Material for the task:
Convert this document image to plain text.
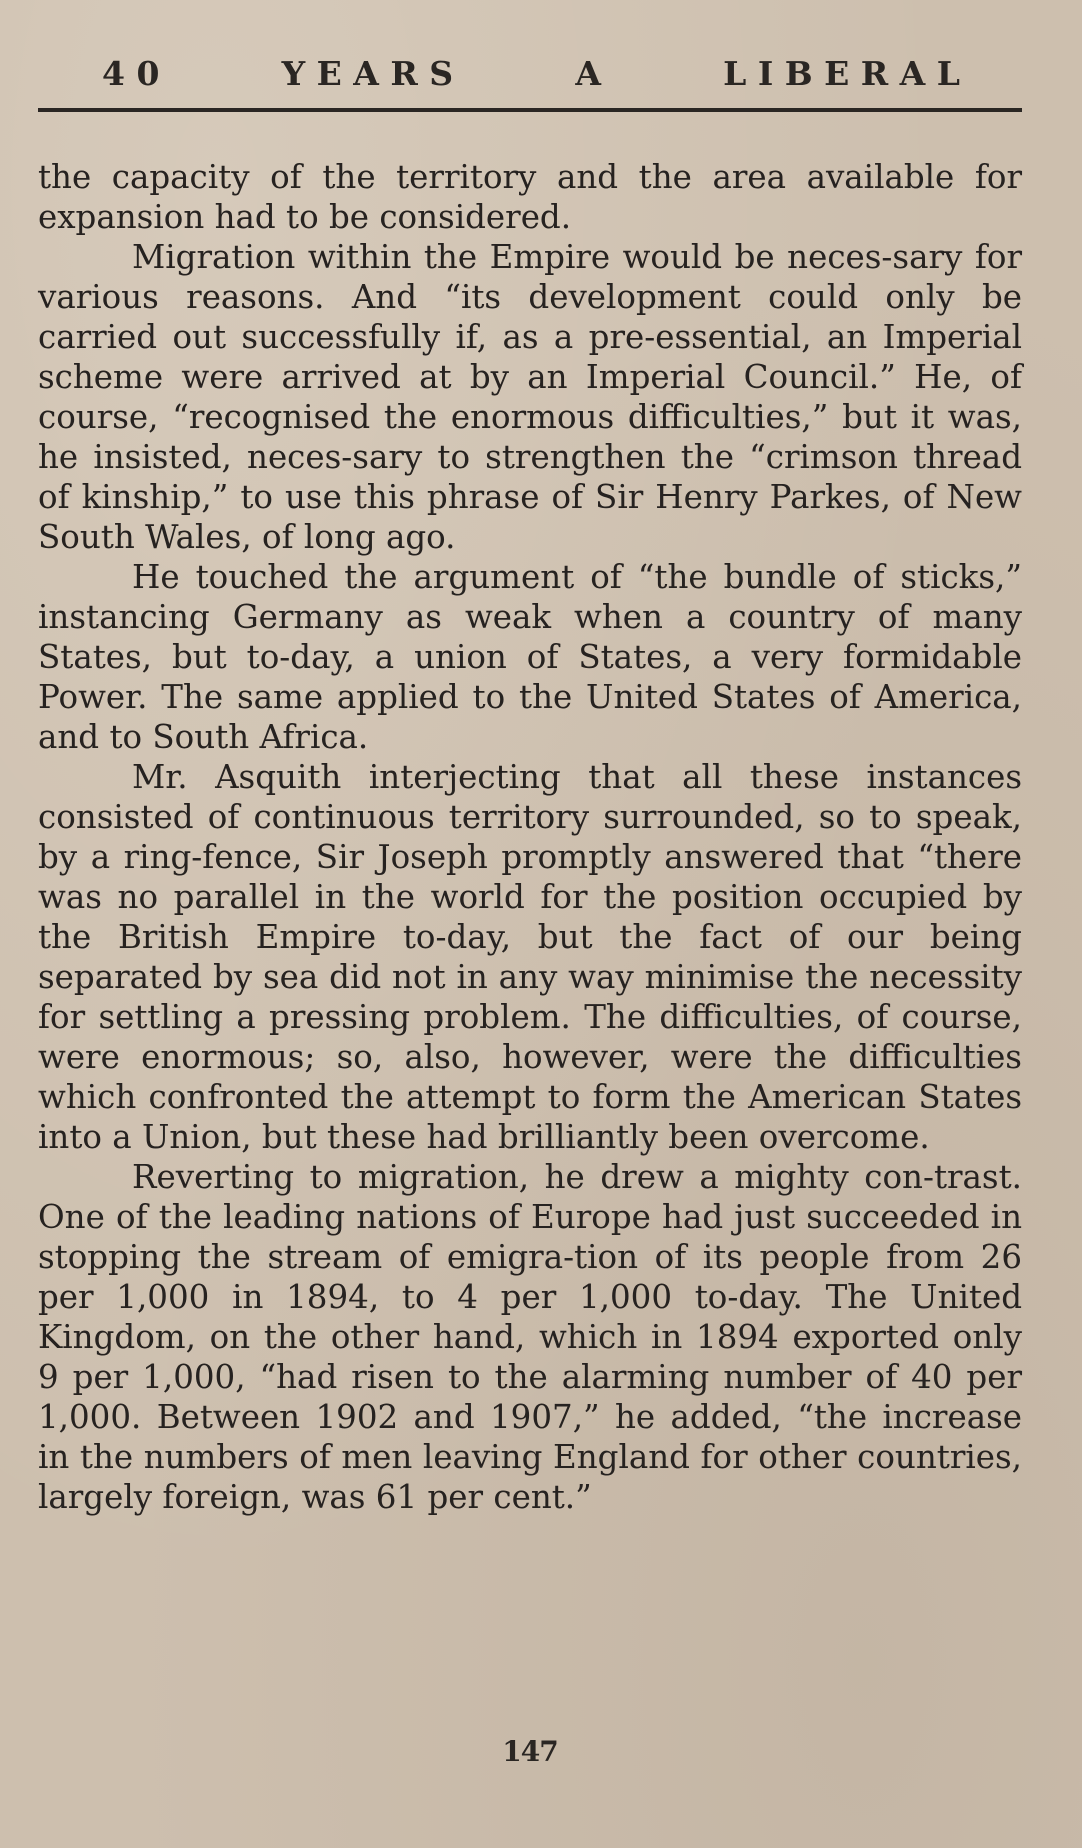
4 0	Y E A R S	A	L I B E R A L

the capacity of the territory and the area available for expansion had to be considered.

Migration within the Empire would be neces-sary for various reasons. And “its development could only be carried out successfully if, as a pre-essential, an Imperial scheme were arrived at by an Imperial Council.” He, of course, “recognised the enormous difficulties,” but it was, he insisted, neces-sary to strengthen the “crimson thread of kinship,” to use this phrase of Sir Henry Parkes, of New South Wales, of long ago.

He touched the argument of “the bundle of sticks,” instancing Germany as weak when a country of many States, but to-day, a union of States, a very formidable Power. The same applied to the United States of America, and to South Africa.

Mr. Asquith interjecting that all these instances consisted of continuous territory surrounded, so to speak, by a ring-fence, Sir Joseph promptly answered that “there was no parallel in the world for the position occupied by the British Empire to-day, but the fact of our being separated by sea did not in any way minimise the necessity for settling a pressing problem. The difficulties, of course, were enormous; so, also, however, were the difficulties which confronted the attempt to form the American States into a Union, but these had brilliantly been overcome.

Reverting to migration, he drew a mighty con-trast. One of the leading nations of Europe had just succeeded in stopping the stream of emigra-tion of its people from 26 per 1,000 in 1894, to 4 per 1,000 to-day. The United Kingdom, on the other hand, which in 1894 exported only 9 per 1,000, “had risen to the alarming number of 40 per 1,000. Between 1902 and 1907,” he added, “the increase in the numbers of men leaving England for other countries, largely foreign, was 61 per cent.”

147
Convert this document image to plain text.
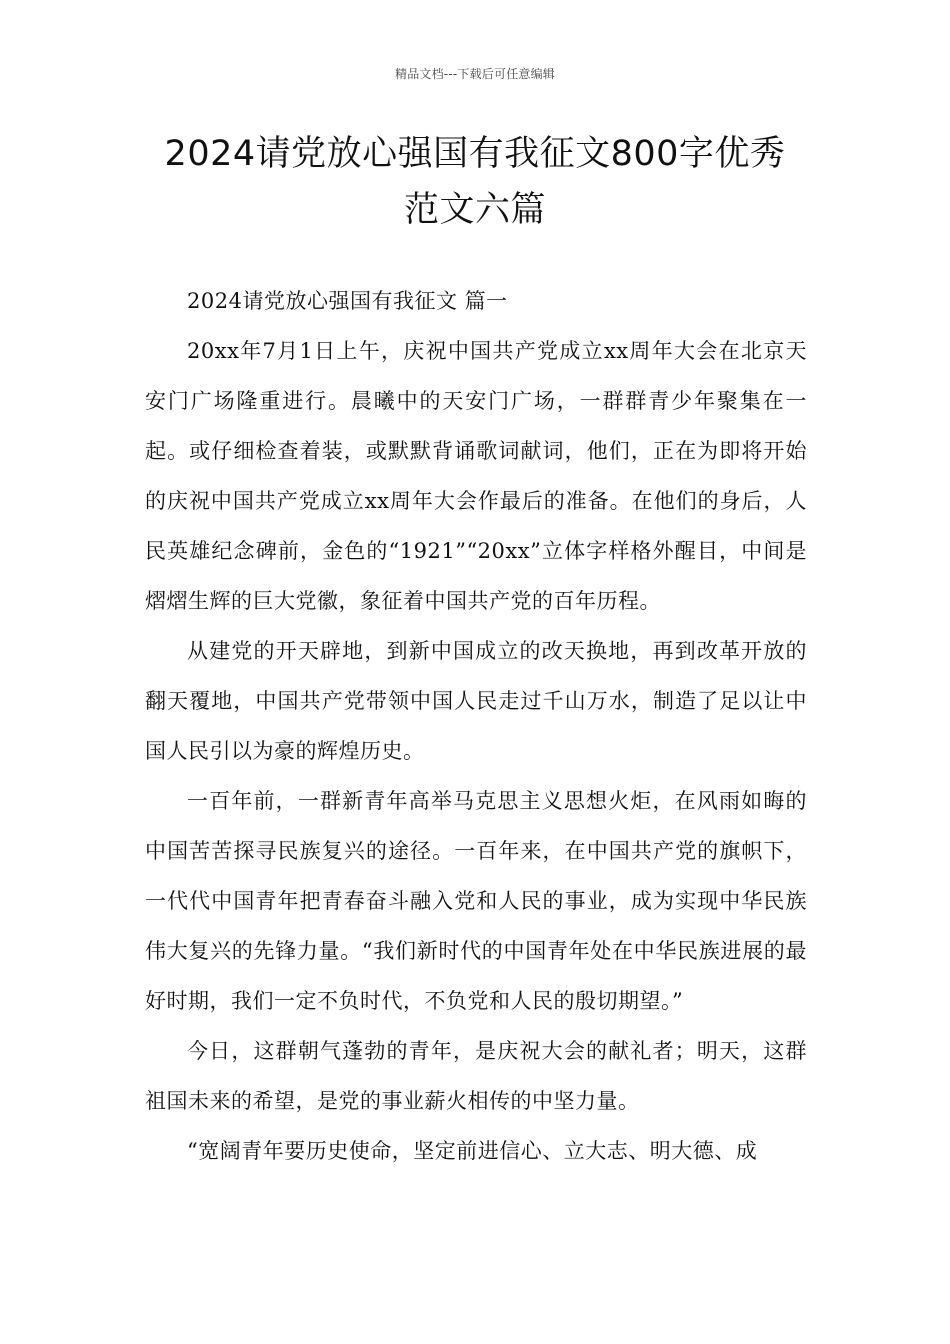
精品文档---下载后可任意编辑
2024请党放心强国有我征文800字优秀
范文六篇

2024请党放心强国有我征文 篇一

20xx年7月1日上午，庆祝中国共产党成立xx周年大会在北京天安门广场隆重进行。晨曦中的天安门广场，一群群青少年聚集在一起。或仔细检查着装，或默默背诵歌词献词，他们，正在为即将开始的庆祝中国共产党成立xx周年大会作最后的准备。在他们的身后，人民英雄纪念碑前，金色的“1921”“20xx”立体字样格外醒目，中间是熠熠生辉的巨大党徽，象征着中国共产党的百年历程。

从建党的开天辟地，到新中国成立的改天换地，再到改革开放的翻天覆地，中国共产党带领中国人民走过千山万水，制造了足以让中国人民引以为豪的辉煌历史。

一百年前，一群新青年高举马克思主义思想火炬，在风雨如晦的中国苦苦探寻民族复兴的途径。一百年来，在中国共产党的旗帜下，一代代中国青年把青春奋斗融入党和人民的事业，成为实现中华民族伟大复兴的先锋力量。“我们新时代的中国青年处在中华民族进展的最好时期，我们一定不负时代，不负党和人民的殷切期望。”

今日，这群朝气蓬勃的青年，是庆祝大会的献礼者；明天，这群祖国未来的希望，是党的事业薪火相传的中坚力量。

“宽阔青年要历史使命，坚定前进信心、立大志、明大德、成
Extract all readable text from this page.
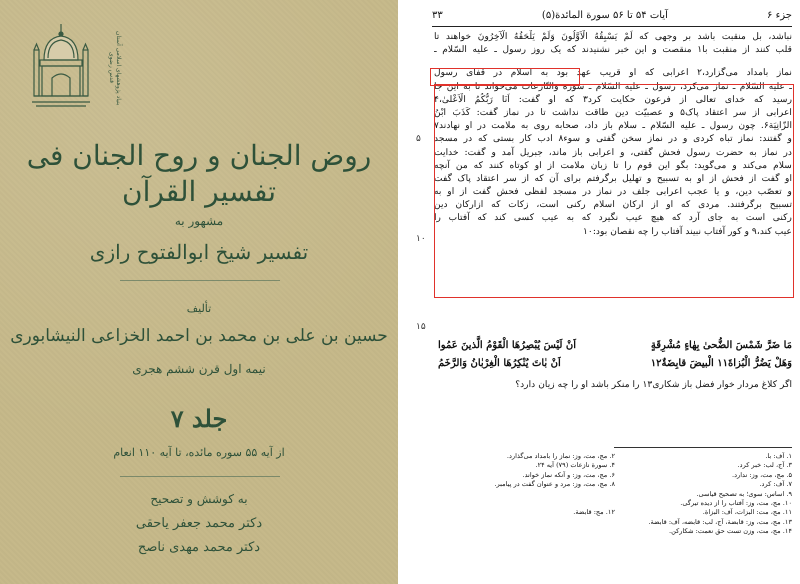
بنیاد پژوهشهای اسلامی آستان قدس رضوی
روض الجنان و روح الجنان فی تفسیر القرآن
مشهور به
تفسیر شیخ ابوالفتوح رازی
تألیف
حسین بن علی بن محمد بن احمد الخزاعی النیشابوری
نیمه اول قرن ششم هجری
جلد ۷
از آیه ۵۵ سوره مائده، تا آیه ۱۱۰ انعام
به کوشش و تصحیح
دکتر محمد جعفر یاحقی
دکتر محمد مهدی ناصح
جزء ۶
آیات ۵۴ تا ۵۶ سورة المائدة(۵)
۳۳
۵
۱۰
۱۵
نباشد، بل منقبت باشد بر وجهی که لَمْ یَسْبِقُهُ الْاَوَّلُونَ وَلَمْ یَلْحَقُهُ الْآخِرُونَ خواهند تا
قلب کنند از منقبت با۱ منقصت و این خبر نشنیدند که یک روز رسول ـ علیه السّلام ـ
نماز بامداد می‌گزارد،۲ اعرابی که او قریب عهد بود به اسلام در قفای رسول
ـ علیه السّلام ـ نماز می‌کرد، رسول ـ علیه السّلام ـ سورة والنّازعات می‌خواند تا به این جا
رسید که خدای تعالی از فرعون حکایت کرد۳ که او گفت: اَنَا رَبُّکُمُ الْاَعْلیٰ،۴
اعرابی از سر اعتقاد پاک۵ و عصبیّت دین طاقت نداشت تا در نماز گفت: کَذَبَ ابْنُ
الزّانِیَة۶. چون رسول ـ علیه السّلام ـ سلام باز داد، صحابه روی به ملامت در او نهادند۷
و گفتند: نماز تباه کردی و در نماز سخن گفتی و سوء۸ ادب کار بستی که در مسجد
در نماز به حضرت رسول فحش گفتی، و اعرابی باز ماند، جبریل آمد و گفت: خدایت
سلام می‌کند و می‌گوید: بگو این قوم را تا زبان ملامت از او کوتاه کنند که من آنچه
او گفت از فحش از او به تسبیح و تهلیل برگرفتم برای آن که از سر اعتقاد پاک گفت
و تعصّب دین، و یا عجب اعرابی جلف در نماز در مسجد لفظی فحش گفت از او به
تسبیح برگرفتند. مردی که او از ارکان اسلام رکنی است، زکات که ازارکان دین
رکنی است به جای آرد که هیچ عیب نگیرد که به عیب کسی کند که آفتاب را
عیب کند،۹ و کور آفتاب نبیند آفتاب را چه نقصان بود:۱۰
مَا ضَرَّ شَمْسَ الضُّحیٰ بِهٰاءٍ مُشْرِقَةٍ
اَنْ لَیْسَ یُبْصِرُهَا الْقَوْمُ الَّذینَ عَمُوا
وَهَلْ یَضُرُّ الْبُزاةَ۱۱ الْبیضَ قابِضَةٌ۱۲
اَنْ بٰاتَ یُنْکِرُهَا الْغِرْبٰانُ وَالرَّخَمُ
اگر کلاغ مردار خوار فضل باز شکاری۱۳ را منکر باشد او را چه زیان دارد؟
۱. آف: با.
۲. مج، مت، وز: نماز را بامداد می‌گذارد.
۳. آج، لب: خبر کرد.
۴. سورة نازعات (۷۹) آیه ۲۴.
۵. مج، مت، وز: ندارد.
۶. مج، مت، وز: و آنکه نماز خواند.
۷. آف: کرد.
۸. مج، مت، وز: مرد و عنوان گفت در پیامبر.
۹. اساس: سوی؛ به تصحیح قیاسی.
۱۰. مج، مت، وز: آفتاب را از دیده تیرگی.
۱۱. مج، مت: البزات، آف: البزاة.
۱۲. مج: قابضة.
۱۳. مج، مت، وز: قابضة، آج، لب: قابضه، آف: قابضة.
۱۴. مج، مت، وزن تست حق نعمت: شکارکن.
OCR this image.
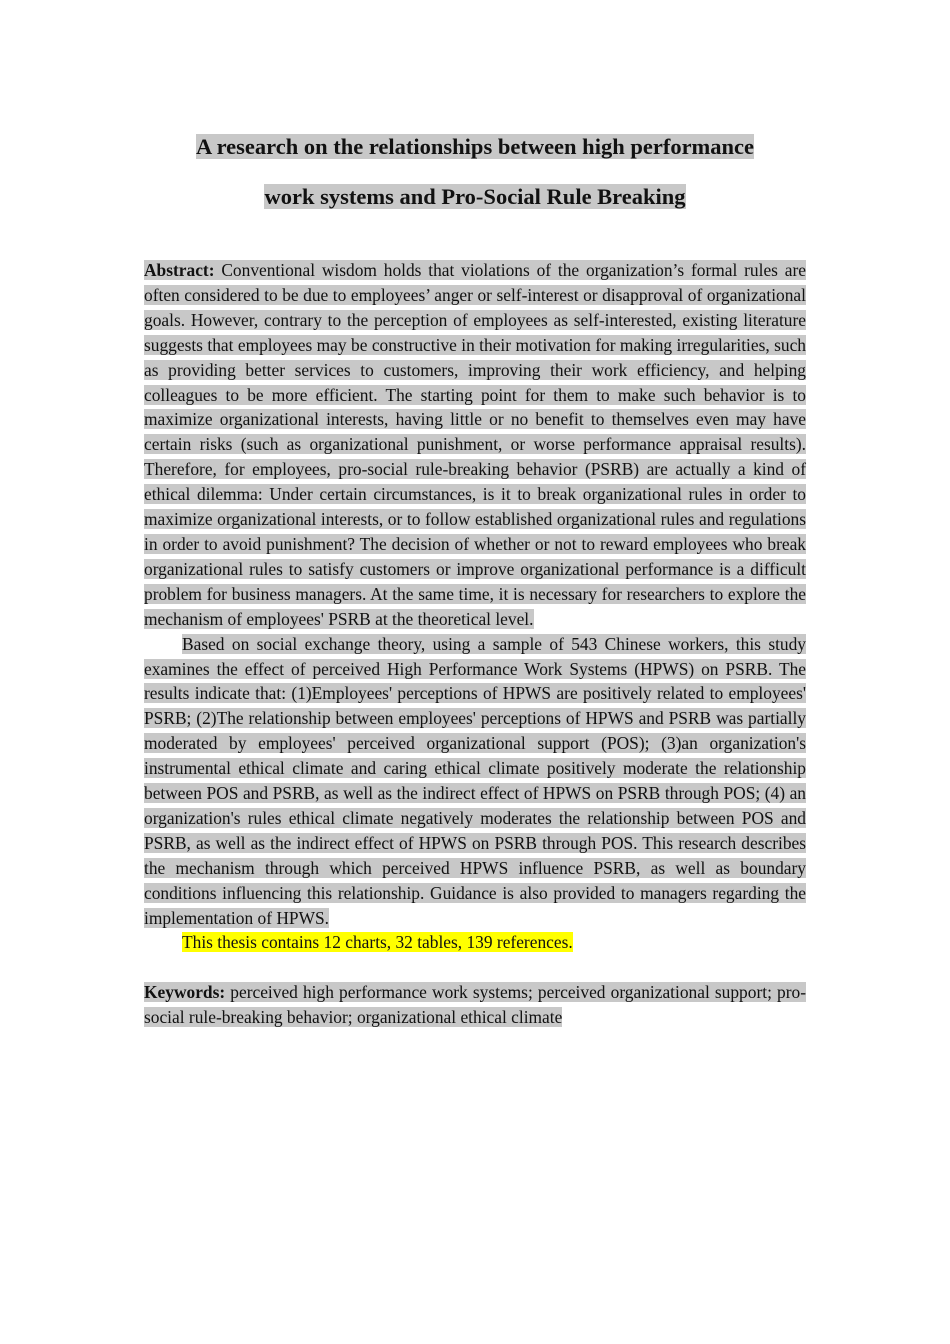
A research on the relationships between high performance
work systems and Pro-Social Rule Breaking

Abstract: Conventional wisdom holds that violations of the organization’s formal rules are often considered to be due to employees’ anger or self-interest or disapproval of organizational goals. However, contrary to the perception of employees as self-interested, existing literature suggests that employees may be constructive in their motivation for making irregularities, such as providing better services to customers, improving their work efficiency, and helping colleagues to be more efficient. The starting point for them to make such behavior is to maximize organizational interests, having little or no benefit to themselves even may have certain risks (such as organizational punishment, or worse performance appraisal results). Therefore, for employees, pro-social rule-breaking behavior (PSRB) are actually a kind of ethical dilemma: Under certain circumstances, is it to break organizational rules in order to maximize organizational interests, or to follow established organizational rules and regulations in order to avoid punishment? The decision of whether or not to reward employees who break organizational rules to satisfy customers or improve organizational performance is a difficult problem for business managers. At the same time, it is necessary for researchers to explore the mechanism of employees' PSRB at the theoretical level.

Based on social exchange theory, using a sample of 543 Chinese workers, this study examines the effect of perceived High Performance Work Systems (HPWS) on PSRB. The results indicate that: (1)Employees' perceptions of HPWS are positively related to employees' PSRB; (2)The relationship between employees' perceptions of HPWS and PSRB was partially moderated by employees' perceived organizational support (POS); (3)an organization's instrumental ethical climate and caring ethical climate positively moderate the relationship between POS and PSRB, as well as the indirect effect of HPWS on PSRB through POS; (4) an organization's rules ethical climate negatively moderates the relationship between POS and PSRB, as well as the indirect effect of HPWS on PSRB through POS. This research describes the mechanism through which perceived HPWS influence PSRB, as well as boundary conditions influencing this relationship. Guidance is also provided to managers regarding the implementation of HPWS.

This thesis contains 12 charts, 32 tables, 139 references.

Keywords: perceived high performance work systems; perceived organizational support; pro-social rule-breaking behavior; organizational ethical climate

What to produce:
Go through the entries and return each line where the word "رکنی" appears.

Task result:
تسبیح برگرفتند. مردی که او از ارکان اسلام رکنی است، زکات که ازارکان دین
رکنی است به جای آرد که هیچ عیب نگیرد که به عیب کسی کند که آفتاب را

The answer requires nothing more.